▶ _DATA LINES_
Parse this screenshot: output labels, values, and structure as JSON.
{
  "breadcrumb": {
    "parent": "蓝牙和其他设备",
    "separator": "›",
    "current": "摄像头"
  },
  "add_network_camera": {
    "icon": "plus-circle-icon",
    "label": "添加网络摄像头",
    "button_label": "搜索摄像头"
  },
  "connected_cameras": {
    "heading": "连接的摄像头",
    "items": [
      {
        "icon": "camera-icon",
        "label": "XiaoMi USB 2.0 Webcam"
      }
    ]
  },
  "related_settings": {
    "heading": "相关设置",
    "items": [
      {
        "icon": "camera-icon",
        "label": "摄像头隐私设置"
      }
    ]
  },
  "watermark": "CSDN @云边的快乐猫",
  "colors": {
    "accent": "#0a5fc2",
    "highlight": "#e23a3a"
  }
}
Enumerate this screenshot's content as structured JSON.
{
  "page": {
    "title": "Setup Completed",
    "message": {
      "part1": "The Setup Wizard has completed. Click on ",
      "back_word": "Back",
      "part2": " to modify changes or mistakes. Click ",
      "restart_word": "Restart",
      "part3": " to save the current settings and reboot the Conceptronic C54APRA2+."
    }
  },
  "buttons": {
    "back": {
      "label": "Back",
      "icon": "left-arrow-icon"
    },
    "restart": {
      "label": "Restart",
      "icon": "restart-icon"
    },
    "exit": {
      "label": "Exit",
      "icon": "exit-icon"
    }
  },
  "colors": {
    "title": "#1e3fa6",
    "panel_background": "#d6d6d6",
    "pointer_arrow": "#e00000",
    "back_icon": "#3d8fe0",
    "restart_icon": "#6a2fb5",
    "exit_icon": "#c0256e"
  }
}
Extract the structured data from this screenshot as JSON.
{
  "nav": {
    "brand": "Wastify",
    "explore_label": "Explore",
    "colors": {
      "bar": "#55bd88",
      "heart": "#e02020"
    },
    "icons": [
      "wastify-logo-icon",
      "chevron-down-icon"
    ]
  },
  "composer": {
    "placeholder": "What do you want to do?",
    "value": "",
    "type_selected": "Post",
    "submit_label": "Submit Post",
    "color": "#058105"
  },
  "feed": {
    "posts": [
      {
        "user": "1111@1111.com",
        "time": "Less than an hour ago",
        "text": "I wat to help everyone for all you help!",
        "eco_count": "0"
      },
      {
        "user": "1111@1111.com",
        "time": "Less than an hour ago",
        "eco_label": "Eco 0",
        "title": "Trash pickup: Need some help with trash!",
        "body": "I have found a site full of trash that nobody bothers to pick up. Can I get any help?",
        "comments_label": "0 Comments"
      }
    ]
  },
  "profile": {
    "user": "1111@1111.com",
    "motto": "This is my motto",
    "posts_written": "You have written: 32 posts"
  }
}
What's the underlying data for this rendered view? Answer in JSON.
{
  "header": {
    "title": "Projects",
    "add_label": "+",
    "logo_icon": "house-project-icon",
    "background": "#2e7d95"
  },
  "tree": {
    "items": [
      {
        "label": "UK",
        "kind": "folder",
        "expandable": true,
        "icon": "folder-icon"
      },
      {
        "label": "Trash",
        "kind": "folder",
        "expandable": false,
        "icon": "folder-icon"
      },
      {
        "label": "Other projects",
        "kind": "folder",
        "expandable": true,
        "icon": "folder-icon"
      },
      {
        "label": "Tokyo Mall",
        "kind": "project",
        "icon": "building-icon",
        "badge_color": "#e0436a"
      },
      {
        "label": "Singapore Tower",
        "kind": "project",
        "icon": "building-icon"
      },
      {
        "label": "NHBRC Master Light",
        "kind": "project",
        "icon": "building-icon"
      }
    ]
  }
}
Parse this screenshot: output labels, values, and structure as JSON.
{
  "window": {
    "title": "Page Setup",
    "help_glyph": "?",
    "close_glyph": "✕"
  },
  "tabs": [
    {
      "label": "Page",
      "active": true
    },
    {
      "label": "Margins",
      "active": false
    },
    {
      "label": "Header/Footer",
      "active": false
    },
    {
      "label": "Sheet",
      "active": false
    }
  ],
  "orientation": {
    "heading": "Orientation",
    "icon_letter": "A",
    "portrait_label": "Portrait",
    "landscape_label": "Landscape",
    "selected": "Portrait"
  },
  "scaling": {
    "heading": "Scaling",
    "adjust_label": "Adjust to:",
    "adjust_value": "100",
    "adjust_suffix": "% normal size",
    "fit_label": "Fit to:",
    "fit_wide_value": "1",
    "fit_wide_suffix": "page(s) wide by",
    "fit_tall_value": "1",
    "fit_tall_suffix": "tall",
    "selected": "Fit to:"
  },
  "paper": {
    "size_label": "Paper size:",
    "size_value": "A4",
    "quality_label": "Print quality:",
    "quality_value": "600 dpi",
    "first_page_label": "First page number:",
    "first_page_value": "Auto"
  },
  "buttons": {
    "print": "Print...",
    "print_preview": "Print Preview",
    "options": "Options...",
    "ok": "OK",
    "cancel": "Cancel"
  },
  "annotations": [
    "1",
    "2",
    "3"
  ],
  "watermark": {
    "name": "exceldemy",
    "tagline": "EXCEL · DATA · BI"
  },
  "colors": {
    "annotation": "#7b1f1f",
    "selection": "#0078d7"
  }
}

▶ _GIVEN INSTRUCTION_
Pick out each line that holds the string "heading".

▶ _WRITTEN SOLUTION_
    "heading": "连接的摄像头",
    "heading": "相关设置",
    "heading": "Orientation",
    "heading": "Scaling",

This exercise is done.